=== Given information ===

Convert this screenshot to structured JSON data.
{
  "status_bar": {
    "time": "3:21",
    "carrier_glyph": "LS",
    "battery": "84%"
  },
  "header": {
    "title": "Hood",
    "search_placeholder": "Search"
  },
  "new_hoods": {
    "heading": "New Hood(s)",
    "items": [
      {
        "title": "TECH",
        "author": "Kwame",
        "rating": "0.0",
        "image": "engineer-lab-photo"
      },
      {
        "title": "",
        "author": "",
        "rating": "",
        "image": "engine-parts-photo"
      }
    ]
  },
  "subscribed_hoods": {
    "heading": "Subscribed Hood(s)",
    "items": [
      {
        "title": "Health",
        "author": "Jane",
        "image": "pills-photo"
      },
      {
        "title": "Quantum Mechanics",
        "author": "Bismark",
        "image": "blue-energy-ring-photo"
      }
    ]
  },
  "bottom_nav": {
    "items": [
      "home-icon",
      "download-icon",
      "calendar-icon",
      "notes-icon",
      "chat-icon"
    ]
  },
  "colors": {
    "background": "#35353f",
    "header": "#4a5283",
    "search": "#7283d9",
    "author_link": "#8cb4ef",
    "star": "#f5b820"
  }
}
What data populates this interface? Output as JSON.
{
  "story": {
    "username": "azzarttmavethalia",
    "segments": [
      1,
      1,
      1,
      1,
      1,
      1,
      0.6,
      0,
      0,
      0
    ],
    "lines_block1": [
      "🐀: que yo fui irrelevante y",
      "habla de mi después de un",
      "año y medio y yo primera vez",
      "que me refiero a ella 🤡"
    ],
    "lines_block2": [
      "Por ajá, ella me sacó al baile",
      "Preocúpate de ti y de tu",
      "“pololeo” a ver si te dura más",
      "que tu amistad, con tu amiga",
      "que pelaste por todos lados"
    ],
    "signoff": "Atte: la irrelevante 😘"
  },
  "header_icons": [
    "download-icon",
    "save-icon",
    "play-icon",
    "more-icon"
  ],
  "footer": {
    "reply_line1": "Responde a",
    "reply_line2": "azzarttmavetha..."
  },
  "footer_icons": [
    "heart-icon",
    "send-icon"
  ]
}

===

**Given problem**
Working from the material above, retype it in its entirety without change.

**Written solution**
Convert this screenshot to structured JSON data.
{
  "status_bar": {
    "time": "3:21",
    "carrier_glyph": "LS",
    "battery": "84%"
  },
  "header": {
    "title": "Hood",
    "search_placeholder": "Search"
  },
  "new_hoods": {
    "heading": "New Hood(s)",
    "items": [
      {
        "title": "TECH",
        "author": "Kwame",
        "rating": "0.0",
        "image": "engineer-lab-photo"
      },
      {
        "title": "",
        "author": "",
        "rating": "",
        "image": "engine-parts-photo"
      }
    ]
  },
  "subscribed_hoods": {
    "heading": "Subscribed Hood(s)",
    "items": [
      {
        "title": "Health",
        "author": "Jane",
        "image": "pills-photo"
      },
      {
        "title": "Quantum Mechanics",
        "author": "Bismark",
        "image": "blue-energy-ring-photo"
      }
    ]
  },
  "bottom_nav": {
    "items": [
      "home-icon",
      "download-icon",
      "calendar-icon",
      "notes-icon",
      "chat-icon"
    ]
  },
  "colors": {
    "background": "#35353f",
    "header": "#4a5283",
    "search": "#7283d9",
    "author_link": "#8cb4ef",
    "star": "#f5b820"
  }
}
What data populates this interface? Output as JSON.
{
  "story": {
    "username": "azzarttmavethalia",
    "segments": [
      1,
      1,
      1,
      1,
      1,
      1,
      0.6,
      0,
      0,
      0
    ],
    "lines_block1": [
      "🐀: que yo fui irrelevante y",
      "habla de mi después de un",
      "año y medio y yo primera vez",
      "que me refiero a ella 🤡"
    ],
    "lines_block2": [
      "Por ajá, ella me sacó al baile",
      "Preocúpate de ti y de tu",
      "“pololeo” a ver si te dura más",
      "que tu amistad, con tu amiga",
      "que pelaste por todos lados"
    ],
    "signoff": "Atte: la irrelevante 😘"
  },
  "header_icons": [
    "download-icon",
    "save-icon",
    "play-icon",
    "more-icon"
  ],
  "footer": {
    "reply_line1": "Responde a",
    "reply_line2": "azzarttmavetha..."
  },
  "footer_icons": [
    "heart-icon",
    "send-icon"
  ]
}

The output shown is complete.